* [Stated task]: Write out the data again in full, exactly as it reads.

* [Provided records]:
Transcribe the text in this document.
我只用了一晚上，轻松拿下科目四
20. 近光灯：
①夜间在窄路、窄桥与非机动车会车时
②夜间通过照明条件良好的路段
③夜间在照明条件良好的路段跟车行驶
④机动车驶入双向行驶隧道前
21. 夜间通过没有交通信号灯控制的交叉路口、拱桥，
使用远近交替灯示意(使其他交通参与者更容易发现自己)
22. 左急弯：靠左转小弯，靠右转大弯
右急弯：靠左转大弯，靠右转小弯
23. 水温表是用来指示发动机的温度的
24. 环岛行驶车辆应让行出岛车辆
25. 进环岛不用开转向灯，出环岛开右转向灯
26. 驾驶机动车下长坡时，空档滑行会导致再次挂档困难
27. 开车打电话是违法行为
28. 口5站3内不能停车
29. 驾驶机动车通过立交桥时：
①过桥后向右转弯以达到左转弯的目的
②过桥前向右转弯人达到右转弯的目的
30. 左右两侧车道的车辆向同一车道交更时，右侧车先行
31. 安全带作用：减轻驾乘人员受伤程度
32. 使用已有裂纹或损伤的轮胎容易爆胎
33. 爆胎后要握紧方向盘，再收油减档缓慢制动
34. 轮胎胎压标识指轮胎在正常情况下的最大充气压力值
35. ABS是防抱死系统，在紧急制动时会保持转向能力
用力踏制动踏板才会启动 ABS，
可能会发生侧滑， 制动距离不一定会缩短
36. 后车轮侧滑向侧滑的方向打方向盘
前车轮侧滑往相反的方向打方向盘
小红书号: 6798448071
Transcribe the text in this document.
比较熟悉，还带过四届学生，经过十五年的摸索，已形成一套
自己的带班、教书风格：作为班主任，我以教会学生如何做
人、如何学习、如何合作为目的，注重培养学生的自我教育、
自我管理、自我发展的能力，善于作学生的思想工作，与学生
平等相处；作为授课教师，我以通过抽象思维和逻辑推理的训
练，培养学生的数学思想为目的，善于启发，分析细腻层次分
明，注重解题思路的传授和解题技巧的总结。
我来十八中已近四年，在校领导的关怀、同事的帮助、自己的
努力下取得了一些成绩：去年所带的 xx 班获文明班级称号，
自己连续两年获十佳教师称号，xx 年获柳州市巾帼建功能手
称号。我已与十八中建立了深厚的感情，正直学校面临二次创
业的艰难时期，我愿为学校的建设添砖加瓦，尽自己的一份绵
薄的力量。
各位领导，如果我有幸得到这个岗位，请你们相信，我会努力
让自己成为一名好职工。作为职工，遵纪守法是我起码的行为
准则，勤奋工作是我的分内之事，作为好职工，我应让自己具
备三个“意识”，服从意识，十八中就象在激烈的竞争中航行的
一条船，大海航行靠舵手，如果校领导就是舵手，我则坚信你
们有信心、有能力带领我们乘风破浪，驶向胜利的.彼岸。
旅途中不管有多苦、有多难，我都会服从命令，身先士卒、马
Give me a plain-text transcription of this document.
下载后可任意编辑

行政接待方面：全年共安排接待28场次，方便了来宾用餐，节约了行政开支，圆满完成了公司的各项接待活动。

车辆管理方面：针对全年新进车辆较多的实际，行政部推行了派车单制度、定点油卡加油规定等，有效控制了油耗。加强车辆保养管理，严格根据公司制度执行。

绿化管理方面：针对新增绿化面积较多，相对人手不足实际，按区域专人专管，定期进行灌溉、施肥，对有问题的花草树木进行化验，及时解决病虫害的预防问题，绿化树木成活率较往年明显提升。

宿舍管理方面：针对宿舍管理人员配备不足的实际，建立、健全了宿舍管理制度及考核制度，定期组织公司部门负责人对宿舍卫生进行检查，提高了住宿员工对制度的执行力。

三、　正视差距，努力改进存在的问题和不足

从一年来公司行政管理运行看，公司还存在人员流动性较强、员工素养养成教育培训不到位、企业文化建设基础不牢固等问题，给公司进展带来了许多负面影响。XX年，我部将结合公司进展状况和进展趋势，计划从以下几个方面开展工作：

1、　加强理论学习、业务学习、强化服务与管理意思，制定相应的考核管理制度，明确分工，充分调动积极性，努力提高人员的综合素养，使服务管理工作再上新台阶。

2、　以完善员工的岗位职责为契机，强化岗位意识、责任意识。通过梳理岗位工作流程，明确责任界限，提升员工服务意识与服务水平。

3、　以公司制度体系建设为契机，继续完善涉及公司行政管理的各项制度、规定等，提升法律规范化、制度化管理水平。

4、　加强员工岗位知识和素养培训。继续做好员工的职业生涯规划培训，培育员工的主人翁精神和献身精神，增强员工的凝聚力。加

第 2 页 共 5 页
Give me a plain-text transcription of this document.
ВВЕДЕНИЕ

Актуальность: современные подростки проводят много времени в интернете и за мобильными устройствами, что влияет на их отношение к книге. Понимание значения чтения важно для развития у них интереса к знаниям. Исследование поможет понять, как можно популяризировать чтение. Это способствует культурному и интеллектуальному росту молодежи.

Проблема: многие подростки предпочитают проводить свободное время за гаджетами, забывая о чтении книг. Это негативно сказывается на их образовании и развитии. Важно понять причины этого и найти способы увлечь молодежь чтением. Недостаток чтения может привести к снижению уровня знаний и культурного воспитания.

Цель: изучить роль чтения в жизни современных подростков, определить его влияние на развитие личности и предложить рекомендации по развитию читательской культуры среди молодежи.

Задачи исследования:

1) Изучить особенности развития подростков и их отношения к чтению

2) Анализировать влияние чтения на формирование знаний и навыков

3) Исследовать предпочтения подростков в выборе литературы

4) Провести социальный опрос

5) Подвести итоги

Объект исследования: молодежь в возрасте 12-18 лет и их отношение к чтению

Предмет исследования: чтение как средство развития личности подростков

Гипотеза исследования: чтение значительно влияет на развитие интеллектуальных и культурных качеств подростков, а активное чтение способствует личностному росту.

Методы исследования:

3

* [Output of the exercise]:
Transcribe the text in this document.
我只用了一晚上，轻松拿下科目四
20. 近光灯：
①夜间在窄路、窄桥与非机动车会车时
②夜间通过照明条件良好的路段
③夜间在照明条件良好的路段跟车行驶
④机动车驶入双向行驶隧道前
21. 夜间通过没有交通信号灯控制的交叉路口、拱桥，
使用远近交替灯示意(使其他交通参与者更容易发现自己)
22. 左急弯：靠左转小弯，靠右转大弯
右急弯：靠左转大弯，靠右转小弯
23. 水温表是用来指示发动机的温度的
24. 环岛行驶车辆应让行出岛车辆
25. 进环岛不用开转向灯，出环岛开右转向灯
26. 驾驶机动车下长坡时，空档滑行会导致再次挂档困难
27. 开车打电话是违法行为
28. 口5站3内不能停车
29. 驾驶机动车通过立交桥时：
①过桥后向右转弯以达到左转弯的目的
②过桥前向右转弯人达到右转弯的目的
30. 左右两侧车道的车辆向同一车道交更时，右侧车先行
31. 安全带作用：减轻驾乘人员受伤程度
32. 使用已有裂纹或损伤的轮胎容易爆胎
33. 爆胎后要握紧方向盘，再收油减档缓慢制动
34. 轮胎胎压标识指轮胎在正常情况下的最大充气压力值
35. ABS是防抱死系统，在紧急制动时会保持转向能力
用力踏制动踏板才会启动 ABS，
可能会发生侧滑， 制动距离不一定会缩短
36. 后车轮侧滑向侧滑的方向打方向盘
前车轮侧滑往相反的方向打方向盘
小红书号: 6798448071
Transcribe the text in this document.
比较熟悉，还带过四届学生，经过十五年的摸索，已形成一套
自己的带班、教书风格：作为班主任，我以教会学生如何做
人、如何学习、如何合作为目的，注重培养学生的自我教育、
自我管理、自我发展的能力，善于作学生的思想工作，与学生
平等相处；作为授课教师，我以通过抽象思维和逻辑推理的训
练，培养学生的数学思想为目的，善于启发，分析细腻层次分
明，注重解题思路的传授和解题技巧的总结。
我来十八中已近四年，在校领导的关怀、同事的帮助、自己的
努力下取得了一些成绩：去年所带的 xx 班获文明班级称号，
自己连续两年获十佳教师称号，xx 年获柳州市巾帼建功能手
称号。我已与十八中建立了深厚的感情，正直学校面临二次创
业的艰难时期，我愿为学校的建设添砖加瓦，尽自己的一份绵
薄的力量。
各位领导，如果我有幸得到这个岗位，请你们相信，我会努力
让自己成为一名好职工。作为职工，遵纪守法是我起码的行为
准则，勤奋工作是我的分内之事，作为好职工，我应让自己具
备三个“意识”，服从意识，十八中就象在激烈的竞争中航行的
一条船，大海航行靠舵手，如果校领导就是舵手，我则坚信你
们有信心、有能力带领我们乘风破浪，驶向胜利的.彼岸。
旅途中不管有多苦、有多难，我都会服从命令，身先士卒、马
Give me a plain-text transcription of this document.
下载后可任意编辑

行政接待方面：全年共安排接待28场次，方便了来宾用餐，节约了行政开支，圆满完成了公司的各项接待活动。

车辆管理方面：针对全年新进车辆较多的实际，行政部推行了派车单制度、定点油卡加油规定等，有效控制了油耗。加强车辆保养管理，严格根据公司制度执行。

绿化管理方面：针对新增绿化面积较多，相对人手不足实际，按区域专人专管，定期进行灌溉、施肥，对有问题的花草树木进行化验，及时解决病虫害的预防问题，绿化树木成活率较往年明显提升。

宿舍管理方面：针对宿舍管理人员配备不足的实际，建立、健全了宿舍管理制度及考核制度，定期组织公司部门负责人对宿舍卫生进行检查，提高了住宿员工对制度的执行力。

三、　正视差距，努力改进存在的问题和不足

从一年来公司行政管理运行看，公司还存在人员流动性较强、员工素养养成教育培训不到位、企业文化建设基础不牢固等问题，给公司进展带来了许多负面影响。XX年，我部将结合公司进展状况和进展趋势，计划从以下几个方面开展工作：

1、　加强理论学习、业务学习、强化服务与管理意思，制定相应的考核管理制度，明确分工，充分调动积极性，努力提高人员的综合素养，使服务管理工作再上新台阶。

2、　以完善员工的岗位职责为契机，强化岗位意识、责任意识。通过梳理岗位工作流程，明确责任界限，提升员工服务意识与服务水平。

3、　以公司制度体系建设为契机，继续完善涉及公司行政管理的各项制度、规定等，提升法律规范化、制度化管理水平。

4、　加强员工岗位知识和素养培训。继续做好员工的职业生涯规划培训，培育员工的主人翁精神和献身精神，增强员工的凝聚力。加

第 2 页 共 5 页
Give me a plain-text transcription of this document.
ВВЕДЕНИЕ

Актуальность: современные подростки проводят много времени в интернете и за мобильными устройствами, что влияет на их отношение к книге. Понимание значения чтения важно для развития у них интереса к знаниям. Исследование поможет понять, как можно популяризировать чтение. Это способствует культурному и интеллектуальному росту молодежи.

Проблема: многие подростки предпочитают проводить свободное время за гаджетами, забывая о чтении книг. Это негативно сказывается на их образовании и развитии. Важно понять причины этого и найти способы увлечь молодежь чтением. Недостаток чтения может привести к снижению уровня знаний и культурного воспитания.

Цель: изучить роль чтения в жизни современных подростков, определить его влияние на развитие личности и предложить рекомендации по развитию читательской культуры среди молодежи.

Задачи исследования:

1) Изучить особенности развития подростков и их отношения к чтению

2) Анализировать влияние чтения на формирование знаний и навыков

3) Исследовать предпочтения подростков в выборе литературы

4) Провести социальный опрос

5) Подвести итоги

Объект исследования: молодежь в возрасте 12-18 лет и их отношение к чтению

Предмет исследования: чтение как средство развития личности подростков

Гипотеза исследования: чтение значительно влияет на развитие интеллектуальных и культурных качеств подростков, а активное чтение способствует личностному росту.

Методы исследования:

3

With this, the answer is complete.